%%

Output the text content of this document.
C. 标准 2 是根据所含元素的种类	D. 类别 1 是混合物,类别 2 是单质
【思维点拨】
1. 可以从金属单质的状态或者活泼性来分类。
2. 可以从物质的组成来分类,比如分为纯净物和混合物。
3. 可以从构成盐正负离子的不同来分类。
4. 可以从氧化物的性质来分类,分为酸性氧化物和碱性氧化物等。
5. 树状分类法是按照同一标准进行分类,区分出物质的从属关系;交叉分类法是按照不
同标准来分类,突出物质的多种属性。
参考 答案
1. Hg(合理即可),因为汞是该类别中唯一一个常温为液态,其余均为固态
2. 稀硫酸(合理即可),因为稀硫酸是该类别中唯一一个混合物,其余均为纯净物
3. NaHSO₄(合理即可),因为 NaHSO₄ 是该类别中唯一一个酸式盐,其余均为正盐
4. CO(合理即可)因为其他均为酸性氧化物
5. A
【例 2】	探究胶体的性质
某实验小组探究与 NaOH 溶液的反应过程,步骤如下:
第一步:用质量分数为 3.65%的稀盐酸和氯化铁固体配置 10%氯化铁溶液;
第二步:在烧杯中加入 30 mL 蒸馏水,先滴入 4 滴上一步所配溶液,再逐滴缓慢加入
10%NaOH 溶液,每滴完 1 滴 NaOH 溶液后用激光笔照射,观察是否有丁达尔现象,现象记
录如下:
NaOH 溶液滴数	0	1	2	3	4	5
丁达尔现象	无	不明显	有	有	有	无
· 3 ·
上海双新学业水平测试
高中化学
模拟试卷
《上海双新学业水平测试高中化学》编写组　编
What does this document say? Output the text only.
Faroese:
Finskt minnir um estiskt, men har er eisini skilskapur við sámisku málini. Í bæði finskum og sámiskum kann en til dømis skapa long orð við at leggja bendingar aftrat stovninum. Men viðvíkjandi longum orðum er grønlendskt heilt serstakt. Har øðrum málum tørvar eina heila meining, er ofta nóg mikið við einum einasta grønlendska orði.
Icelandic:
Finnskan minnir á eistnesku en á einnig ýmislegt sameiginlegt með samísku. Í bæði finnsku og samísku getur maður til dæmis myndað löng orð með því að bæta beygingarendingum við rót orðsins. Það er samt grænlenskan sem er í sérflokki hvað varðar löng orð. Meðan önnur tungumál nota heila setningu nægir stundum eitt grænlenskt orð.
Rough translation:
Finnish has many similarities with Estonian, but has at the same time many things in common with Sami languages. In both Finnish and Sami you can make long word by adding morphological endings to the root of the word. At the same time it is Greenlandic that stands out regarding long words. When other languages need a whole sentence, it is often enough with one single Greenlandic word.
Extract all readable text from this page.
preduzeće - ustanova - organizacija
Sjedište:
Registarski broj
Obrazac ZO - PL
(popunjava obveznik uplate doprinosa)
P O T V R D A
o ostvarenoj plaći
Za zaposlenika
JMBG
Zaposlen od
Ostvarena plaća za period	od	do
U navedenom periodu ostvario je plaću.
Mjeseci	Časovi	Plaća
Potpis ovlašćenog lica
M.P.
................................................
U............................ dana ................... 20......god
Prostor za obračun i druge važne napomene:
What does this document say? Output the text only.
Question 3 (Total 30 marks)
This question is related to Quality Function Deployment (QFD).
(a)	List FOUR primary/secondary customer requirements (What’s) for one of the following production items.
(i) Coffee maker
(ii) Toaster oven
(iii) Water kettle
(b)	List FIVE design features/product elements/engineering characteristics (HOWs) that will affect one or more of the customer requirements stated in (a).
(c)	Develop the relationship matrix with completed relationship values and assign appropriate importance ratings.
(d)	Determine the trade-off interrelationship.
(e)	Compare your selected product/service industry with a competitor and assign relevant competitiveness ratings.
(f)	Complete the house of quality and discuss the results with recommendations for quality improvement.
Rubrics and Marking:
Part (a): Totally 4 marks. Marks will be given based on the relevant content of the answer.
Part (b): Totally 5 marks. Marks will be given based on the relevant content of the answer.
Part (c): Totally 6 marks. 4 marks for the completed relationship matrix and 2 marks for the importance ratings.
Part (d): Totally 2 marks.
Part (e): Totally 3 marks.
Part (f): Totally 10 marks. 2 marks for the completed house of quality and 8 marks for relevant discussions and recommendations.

%%

* Your objective *
Copy all lines from the material that contain "List".

* Exercise result *
(a)	List FOUR primary/secondary customer requirements (What’s) for one of the following production items.
(b)	List FIVE design features/product elements/engineering characteristics (HOWs) that will affect one or more of the customer requirements stated in (a).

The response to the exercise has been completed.